What you need to do ->
Repeat the listing below line for line, from its first line through the line containing "tab-payroll[interactable]: Employee payroll", with that line included. Stop there.
==============================
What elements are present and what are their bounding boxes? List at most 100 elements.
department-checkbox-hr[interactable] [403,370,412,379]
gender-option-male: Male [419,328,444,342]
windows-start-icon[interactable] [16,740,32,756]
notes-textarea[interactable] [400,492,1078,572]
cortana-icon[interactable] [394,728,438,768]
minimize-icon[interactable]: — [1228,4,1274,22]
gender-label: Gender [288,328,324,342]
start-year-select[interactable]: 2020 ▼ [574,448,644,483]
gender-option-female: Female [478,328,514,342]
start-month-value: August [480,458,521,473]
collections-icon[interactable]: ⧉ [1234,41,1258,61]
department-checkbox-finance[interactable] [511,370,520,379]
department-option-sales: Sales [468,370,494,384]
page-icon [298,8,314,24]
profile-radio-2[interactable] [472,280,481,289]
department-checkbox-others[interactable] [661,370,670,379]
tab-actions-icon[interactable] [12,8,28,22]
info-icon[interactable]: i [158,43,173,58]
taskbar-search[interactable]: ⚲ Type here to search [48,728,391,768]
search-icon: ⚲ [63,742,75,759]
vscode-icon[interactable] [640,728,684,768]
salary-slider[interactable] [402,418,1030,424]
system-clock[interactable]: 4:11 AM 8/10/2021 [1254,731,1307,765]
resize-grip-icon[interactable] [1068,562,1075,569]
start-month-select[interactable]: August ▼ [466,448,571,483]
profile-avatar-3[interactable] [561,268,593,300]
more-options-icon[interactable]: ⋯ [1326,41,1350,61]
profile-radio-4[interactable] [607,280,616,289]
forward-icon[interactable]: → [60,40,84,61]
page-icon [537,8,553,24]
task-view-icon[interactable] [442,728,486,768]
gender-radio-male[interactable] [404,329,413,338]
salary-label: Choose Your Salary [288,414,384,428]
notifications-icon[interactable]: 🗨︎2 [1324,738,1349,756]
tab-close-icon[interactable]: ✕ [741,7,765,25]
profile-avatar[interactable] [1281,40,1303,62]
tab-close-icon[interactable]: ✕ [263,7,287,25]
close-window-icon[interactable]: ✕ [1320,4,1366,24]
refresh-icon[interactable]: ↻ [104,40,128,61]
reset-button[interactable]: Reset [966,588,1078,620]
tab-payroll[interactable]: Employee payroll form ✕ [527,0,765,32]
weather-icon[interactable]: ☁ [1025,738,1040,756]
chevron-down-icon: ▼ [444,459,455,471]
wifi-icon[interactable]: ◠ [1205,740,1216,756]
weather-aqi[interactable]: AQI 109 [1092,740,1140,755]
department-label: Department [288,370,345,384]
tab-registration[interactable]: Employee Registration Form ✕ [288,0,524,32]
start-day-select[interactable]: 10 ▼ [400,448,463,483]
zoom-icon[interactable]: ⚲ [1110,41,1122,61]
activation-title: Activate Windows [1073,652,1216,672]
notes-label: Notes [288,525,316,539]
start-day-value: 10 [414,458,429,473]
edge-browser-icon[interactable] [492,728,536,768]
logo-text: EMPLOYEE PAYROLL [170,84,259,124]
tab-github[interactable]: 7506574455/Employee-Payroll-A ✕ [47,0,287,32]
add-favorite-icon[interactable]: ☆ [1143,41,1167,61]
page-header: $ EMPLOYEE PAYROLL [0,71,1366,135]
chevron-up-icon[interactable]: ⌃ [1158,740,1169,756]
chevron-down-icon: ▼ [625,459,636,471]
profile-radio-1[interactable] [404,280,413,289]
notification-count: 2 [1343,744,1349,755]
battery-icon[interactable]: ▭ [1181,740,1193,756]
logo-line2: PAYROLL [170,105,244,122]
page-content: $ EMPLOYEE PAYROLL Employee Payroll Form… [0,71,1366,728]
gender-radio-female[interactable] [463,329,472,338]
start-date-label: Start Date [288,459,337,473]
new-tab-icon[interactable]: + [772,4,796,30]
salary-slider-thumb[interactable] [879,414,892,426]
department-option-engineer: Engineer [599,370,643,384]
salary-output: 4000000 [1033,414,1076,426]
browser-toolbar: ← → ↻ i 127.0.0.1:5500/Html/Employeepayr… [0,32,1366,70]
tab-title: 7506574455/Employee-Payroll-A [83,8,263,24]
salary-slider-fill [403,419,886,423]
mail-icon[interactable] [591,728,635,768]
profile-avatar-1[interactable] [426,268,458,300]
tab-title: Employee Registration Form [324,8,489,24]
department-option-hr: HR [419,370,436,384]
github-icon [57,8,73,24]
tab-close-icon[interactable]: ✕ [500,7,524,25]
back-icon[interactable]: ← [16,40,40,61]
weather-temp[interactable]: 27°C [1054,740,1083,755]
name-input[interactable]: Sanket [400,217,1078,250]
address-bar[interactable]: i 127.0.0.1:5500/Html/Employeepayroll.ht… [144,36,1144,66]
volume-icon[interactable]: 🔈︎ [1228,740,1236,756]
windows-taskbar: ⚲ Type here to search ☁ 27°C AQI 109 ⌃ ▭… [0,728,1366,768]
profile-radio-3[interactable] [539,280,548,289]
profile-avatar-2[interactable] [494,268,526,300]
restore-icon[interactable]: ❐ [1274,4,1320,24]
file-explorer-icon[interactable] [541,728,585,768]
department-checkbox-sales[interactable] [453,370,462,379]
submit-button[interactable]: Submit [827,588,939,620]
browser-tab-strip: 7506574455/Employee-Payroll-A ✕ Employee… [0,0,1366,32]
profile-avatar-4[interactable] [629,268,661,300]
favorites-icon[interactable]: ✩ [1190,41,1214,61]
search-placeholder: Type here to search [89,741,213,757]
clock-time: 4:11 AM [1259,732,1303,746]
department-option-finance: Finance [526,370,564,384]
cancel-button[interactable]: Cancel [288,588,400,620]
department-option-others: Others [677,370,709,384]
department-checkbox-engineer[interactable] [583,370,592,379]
==============================
Complete output ->
What elements are present and what are their bounding boxes? List at most 100 elements.
department-checkbox-hr[interactable] [403,370,412,379]
gender-option-male: Male [419,328,444,342]
windows-start-icon[interactable] [16,740,32,756]
notes-textarea[interactable] [400,492,1078,572]
cortana-icon[interactable] [394,728,438,768]
minimize-icon[interactable]: — [1228,4,1274,22]
gender-label: Gender [288,328,324,342]
start-year-select[interactable]: 2020 ▼ [574,448,644,483]
gender-option-female: Female [478,328,514,342]
start-month-value: August [480,458,521,473]
collections-icon[interactable]: ⧉ [1234,41,1258,61]
department-checkbox-finance[interactable] [511,370,520,379]
department-option-sales: Sales [468,370,494,384]
page-icon [298,8,314,24]
profile-radio-2[interactable] [472,280,481,289]
department-checkbox-others[interactable] [661,370,670,379]
tab-actions-icon[interactable] [12,8,28,22]
info-icon[interactable]: i [158,43,173,58]
taskbar-search[interactable]: ⚲ Type here to search [48,728,391,768]
search-icon: ⚲ [63,742,75,759]
vscode-icon[interactable] [640,728,684,768]
salary-slider[interactable] [402,418,1030,424]
system-clock[interactable]: 4:11 AM 8/10/2021 [1254,731,1307,765]
resize-grip-icon[interactable] [1068,562,1075,569]
start-month-select[interactable]: August ▼ [466,448,571,483]
profile-avatar-3[interactable] [561,268,593,300]
more-options-icon[interactable]: ⋯ [1326,41,1350,61]
profile-radio-4[interactable] [607,280,616,289]
forward-icon[interactable]: → [60,40,84,61]
page-icon [537,8,553,24]
task-view-icon[interactable] [442,728,486,768]
gender-radio-male[interactable] [404,329,413,338]
salary-label: Choose Your Salary [288,414,384,428]
notifications-icon[interactable]: 🗨︎2 [1324,738,1349,756]
tab-close-icon[interactable]: ✕ [741,7,765,25]
profile-avatar[interactable] [1281,40,1303,62]
tab-close-icon[interactable]: ✕ [263,7,287,25]
close-window-icon[interactable]: ✕ [1320,4,1366,24]
refresh-icon[interactable]: ↻ [104,40,128,61]
reset-button[interactable]: Reset [966,588,1078,620]
tab-payroll[interactable]: Employee payroll form ✕ [527,0,765,32]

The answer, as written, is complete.